Data records:
+ + + +
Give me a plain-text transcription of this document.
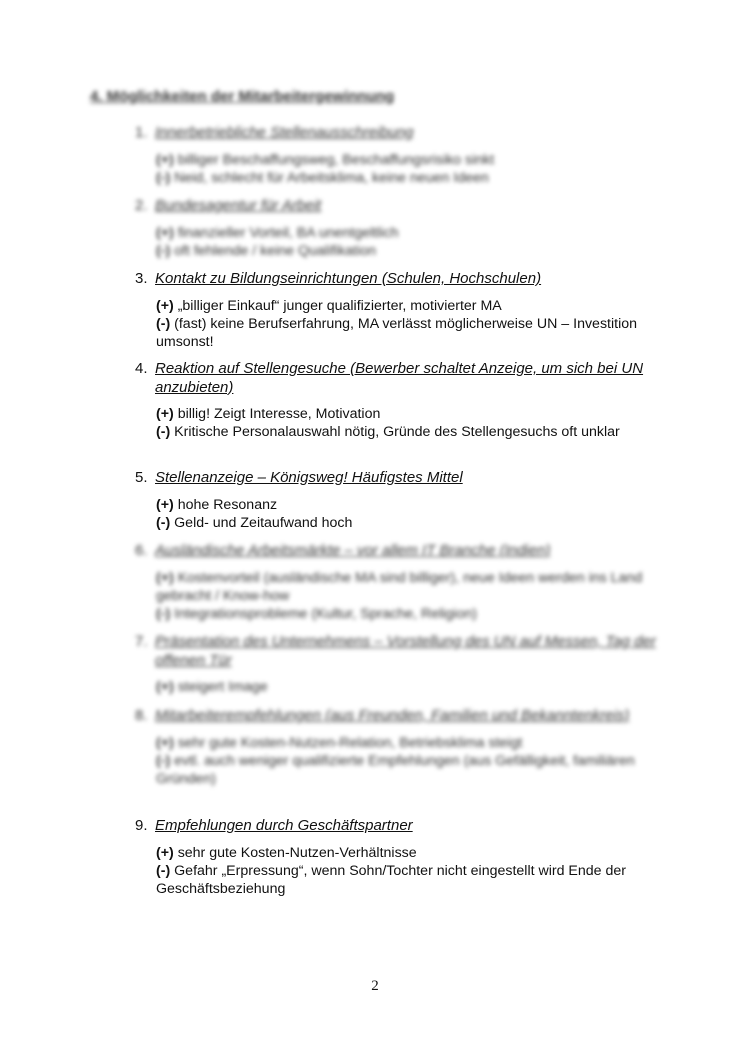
4. Möglichkeiten der Mitarbeitergewinnung
1. Innerbetriebliche Stellenausschreibung
(+) billiger Beschaffungsweg, Beschaffungsrisiko sinkt
(-) Neid, schlecht für Arbeitsklima, keine neuen Ideen
2. Bundesagentur für Arbeit
(+) finanzieller Vorteil, BA unentgeltlich
(-) oft fehlende / keine Qualifikation
3. Kontakt zu Bildungseinrichtungen (Schulen, Hochschulen)
(+) „billiger Einkauf“ junger qualifizierter, motivierter MA
(-) (fast) keine Berufserfahrung, MA verlässt möglicherweise UN – Investition umsonst!
4. Reaktion auf Stellengesuche (Bewerber schaltet Anzeige, um sich bei UN anzubieten)
(+) billig! Zeigt Interesse, Motivation
(-) Kritische Personalauswahl nötig, Gründe des Stellengesuchs oft unklar
5. Stellenanzeige – Königsweg! Häufigstes Mittel
(+) hohe Resonanz
(-) Geld- und Zeitaufwand hoch
6. Ausländische Arbeitsmärkte – vor allem IT Branche (Indien)
(+) Kostenvorteil (ausländische MA sind billiger), neue Ideen werden ins Land gebracht / Know-how
(-) Integrationsprobleme (Kultur, Sprache, Religion)
7. Präsentation des Unternehmens – Vorstellung des UN auf Messen, Tag der offenen Tür
(+) steigert Image
8. Mitarbeiterempfehlungen (aus Freunden, Familien und Bekanntenkreis)
(+) sehr gute Kosten-Nutzen-Relation, Betriebsklima steigt
(-) evtl. auch weniger qualifizierte Empfehlungen (aus Gefälligkeit, familiären Gründen)
9. Empfehlungen durch Geschäftspartner
(+) sehr gute Kosten-Nutzen-Verhältnisse
(-) Gefahr „Erpressung“, wenn Sohn/Tochter nicht eingestellt wird Ende der Geschäftsbeziehung
2
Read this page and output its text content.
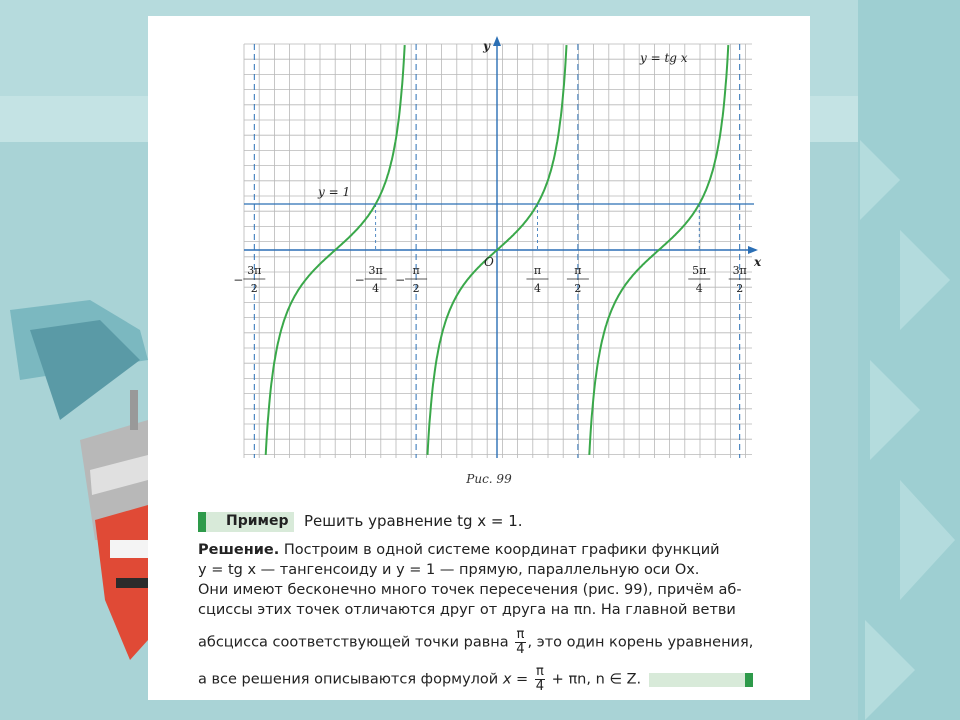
y = tg x
y = 1
x
y
O
−
3π
2
−
3π
4
−
π
2
π
4
π
2
5π
4
3π
2
Рис. 99
Пример Решить уравнение tg x = 1.
Решение. Построим в одной системе координат графики функций
y = tg x — тангенсоиду и y = 1 — прямую, параллельную оси Ox.
Они имеют бесконечно много точек пересечения (рис. 99), причём аб-
сциссы этих точек отличаются друг от друга на πn. На главной ветви
абсцисса соответствующей точки равна $\frac{\pi}{4}$ , это один корень уравнения,
а все решения описываются формулой $x = \frac{\pi}{4} + \pi n$, n ∈ Z.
+ + + +
**EXERCISE DESCRIPTION**
Show every line that contains the word "Ideen".

**EXERCISE SOLUTION**
(-) Neid, schlecht für Arbeitsklima, keine neuen Ideen
(+) Kostenvorteil (ausländische MA sind billiger), neue Ideen werden ins Land gebracht / Know-how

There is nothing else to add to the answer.